(TASK STATEMENT)
Pull out every line below containing the word "purpose".

* start DATASET CONTENT *

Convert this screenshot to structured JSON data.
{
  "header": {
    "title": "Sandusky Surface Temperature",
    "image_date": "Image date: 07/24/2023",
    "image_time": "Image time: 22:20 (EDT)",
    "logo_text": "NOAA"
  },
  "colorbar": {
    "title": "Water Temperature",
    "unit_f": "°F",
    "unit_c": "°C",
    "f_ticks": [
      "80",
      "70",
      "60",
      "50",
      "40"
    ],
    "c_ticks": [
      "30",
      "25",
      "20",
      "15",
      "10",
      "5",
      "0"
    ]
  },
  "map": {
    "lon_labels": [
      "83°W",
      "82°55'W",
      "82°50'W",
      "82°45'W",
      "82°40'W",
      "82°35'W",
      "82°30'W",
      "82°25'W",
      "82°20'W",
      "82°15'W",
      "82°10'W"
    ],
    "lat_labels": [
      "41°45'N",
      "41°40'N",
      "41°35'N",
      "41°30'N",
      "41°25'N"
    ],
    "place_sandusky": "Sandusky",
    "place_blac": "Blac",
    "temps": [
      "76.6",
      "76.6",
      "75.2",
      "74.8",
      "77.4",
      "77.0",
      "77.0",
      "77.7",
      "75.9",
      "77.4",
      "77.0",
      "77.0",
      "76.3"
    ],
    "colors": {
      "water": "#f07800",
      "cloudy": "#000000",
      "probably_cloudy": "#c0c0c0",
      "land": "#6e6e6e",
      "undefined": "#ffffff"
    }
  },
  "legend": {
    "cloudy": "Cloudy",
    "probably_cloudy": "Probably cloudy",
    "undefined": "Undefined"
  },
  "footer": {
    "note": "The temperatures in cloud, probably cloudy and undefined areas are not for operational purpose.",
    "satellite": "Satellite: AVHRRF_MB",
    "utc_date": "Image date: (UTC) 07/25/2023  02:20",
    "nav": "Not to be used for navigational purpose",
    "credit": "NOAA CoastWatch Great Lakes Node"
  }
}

* end DATASET CONTENT *
* start DATASET CONTENT *

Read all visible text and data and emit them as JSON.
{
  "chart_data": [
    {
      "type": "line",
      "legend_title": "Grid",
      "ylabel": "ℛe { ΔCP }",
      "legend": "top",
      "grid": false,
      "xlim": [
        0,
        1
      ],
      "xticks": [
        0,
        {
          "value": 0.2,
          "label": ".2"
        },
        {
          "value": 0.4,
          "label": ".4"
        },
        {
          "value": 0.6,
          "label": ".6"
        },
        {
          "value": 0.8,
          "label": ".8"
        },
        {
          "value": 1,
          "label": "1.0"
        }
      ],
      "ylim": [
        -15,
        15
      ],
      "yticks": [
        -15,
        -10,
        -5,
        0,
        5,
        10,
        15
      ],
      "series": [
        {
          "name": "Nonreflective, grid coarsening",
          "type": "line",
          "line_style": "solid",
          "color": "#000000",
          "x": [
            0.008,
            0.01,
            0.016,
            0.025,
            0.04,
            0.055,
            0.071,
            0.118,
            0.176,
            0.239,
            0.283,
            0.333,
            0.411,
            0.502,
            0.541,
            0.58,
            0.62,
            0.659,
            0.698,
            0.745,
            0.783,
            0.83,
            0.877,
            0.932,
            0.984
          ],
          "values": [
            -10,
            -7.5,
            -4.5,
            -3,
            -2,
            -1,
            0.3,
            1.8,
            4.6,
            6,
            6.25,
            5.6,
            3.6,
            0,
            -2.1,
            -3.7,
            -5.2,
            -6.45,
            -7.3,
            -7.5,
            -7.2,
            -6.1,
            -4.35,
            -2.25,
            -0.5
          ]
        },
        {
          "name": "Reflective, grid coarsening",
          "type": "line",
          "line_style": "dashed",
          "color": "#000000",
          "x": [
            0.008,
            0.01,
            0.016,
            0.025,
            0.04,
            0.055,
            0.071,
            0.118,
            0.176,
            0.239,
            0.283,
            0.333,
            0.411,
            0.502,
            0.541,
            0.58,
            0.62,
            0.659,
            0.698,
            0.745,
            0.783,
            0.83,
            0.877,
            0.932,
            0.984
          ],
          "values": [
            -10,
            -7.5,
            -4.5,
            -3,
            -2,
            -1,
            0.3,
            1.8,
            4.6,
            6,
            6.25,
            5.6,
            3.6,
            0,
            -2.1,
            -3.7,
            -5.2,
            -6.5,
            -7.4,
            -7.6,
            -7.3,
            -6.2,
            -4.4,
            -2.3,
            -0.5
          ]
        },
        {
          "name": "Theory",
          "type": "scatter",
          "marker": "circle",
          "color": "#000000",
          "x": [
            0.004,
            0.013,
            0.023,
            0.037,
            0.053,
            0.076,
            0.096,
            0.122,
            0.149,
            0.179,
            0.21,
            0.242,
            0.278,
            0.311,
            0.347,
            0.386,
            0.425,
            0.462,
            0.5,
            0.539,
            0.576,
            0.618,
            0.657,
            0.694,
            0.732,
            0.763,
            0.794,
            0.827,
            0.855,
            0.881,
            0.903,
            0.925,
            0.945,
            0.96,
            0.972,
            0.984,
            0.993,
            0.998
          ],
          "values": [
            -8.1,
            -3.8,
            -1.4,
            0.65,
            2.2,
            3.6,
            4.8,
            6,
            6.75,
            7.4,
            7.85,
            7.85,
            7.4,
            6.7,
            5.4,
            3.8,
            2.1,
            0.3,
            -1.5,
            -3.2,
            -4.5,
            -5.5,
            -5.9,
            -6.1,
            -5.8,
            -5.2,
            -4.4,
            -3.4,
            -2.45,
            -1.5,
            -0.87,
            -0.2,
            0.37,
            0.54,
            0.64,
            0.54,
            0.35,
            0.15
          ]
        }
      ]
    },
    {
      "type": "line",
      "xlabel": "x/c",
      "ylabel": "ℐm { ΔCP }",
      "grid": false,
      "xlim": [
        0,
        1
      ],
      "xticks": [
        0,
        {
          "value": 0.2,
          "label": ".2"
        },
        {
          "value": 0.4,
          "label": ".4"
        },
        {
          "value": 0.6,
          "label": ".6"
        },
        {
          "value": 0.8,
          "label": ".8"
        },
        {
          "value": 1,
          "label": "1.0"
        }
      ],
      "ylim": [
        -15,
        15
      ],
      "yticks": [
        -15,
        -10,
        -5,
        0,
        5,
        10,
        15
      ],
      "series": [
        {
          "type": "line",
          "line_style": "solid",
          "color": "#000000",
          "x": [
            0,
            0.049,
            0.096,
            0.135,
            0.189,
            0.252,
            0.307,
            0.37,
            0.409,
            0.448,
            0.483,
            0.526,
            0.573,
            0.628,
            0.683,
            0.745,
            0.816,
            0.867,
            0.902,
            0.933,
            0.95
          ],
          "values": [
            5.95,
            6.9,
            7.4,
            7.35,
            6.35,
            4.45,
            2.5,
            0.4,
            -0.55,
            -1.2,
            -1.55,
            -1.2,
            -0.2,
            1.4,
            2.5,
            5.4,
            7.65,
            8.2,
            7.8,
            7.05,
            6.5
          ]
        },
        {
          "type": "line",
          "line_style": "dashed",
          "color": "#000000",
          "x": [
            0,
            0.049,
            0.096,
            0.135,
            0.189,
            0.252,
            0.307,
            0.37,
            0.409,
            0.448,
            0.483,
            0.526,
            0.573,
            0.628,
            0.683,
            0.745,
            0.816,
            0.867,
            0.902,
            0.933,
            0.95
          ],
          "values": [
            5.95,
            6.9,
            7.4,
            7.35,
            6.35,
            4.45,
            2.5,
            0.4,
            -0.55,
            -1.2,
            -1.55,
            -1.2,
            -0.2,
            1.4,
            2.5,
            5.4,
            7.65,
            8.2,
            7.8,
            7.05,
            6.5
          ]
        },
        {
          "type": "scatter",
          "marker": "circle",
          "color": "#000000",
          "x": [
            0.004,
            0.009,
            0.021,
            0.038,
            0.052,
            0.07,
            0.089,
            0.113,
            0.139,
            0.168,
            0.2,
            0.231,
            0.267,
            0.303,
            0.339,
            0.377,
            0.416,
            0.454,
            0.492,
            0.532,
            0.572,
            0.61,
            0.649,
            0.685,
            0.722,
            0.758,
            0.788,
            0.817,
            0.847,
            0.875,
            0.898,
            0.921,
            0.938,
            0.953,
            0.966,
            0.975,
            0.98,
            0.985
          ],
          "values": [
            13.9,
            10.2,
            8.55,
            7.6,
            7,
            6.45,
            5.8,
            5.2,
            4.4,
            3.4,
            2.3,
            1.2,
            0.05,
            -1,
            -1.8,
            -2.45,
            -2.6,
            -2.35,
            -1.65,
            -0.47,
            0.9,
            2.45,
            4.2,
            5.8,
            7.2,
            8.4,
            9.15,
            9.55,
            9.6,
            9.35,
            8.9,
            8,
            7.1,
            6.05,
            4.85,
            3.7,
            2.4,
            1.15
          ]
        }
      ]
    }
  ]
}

* end DATASET CONTENT *

(TASK RESPONSE)
    "note": "The temperatures in cloud, probably cloudy and undefined areas are not for operational purpose.",
    "nav": "Not to be used for navigational purpose",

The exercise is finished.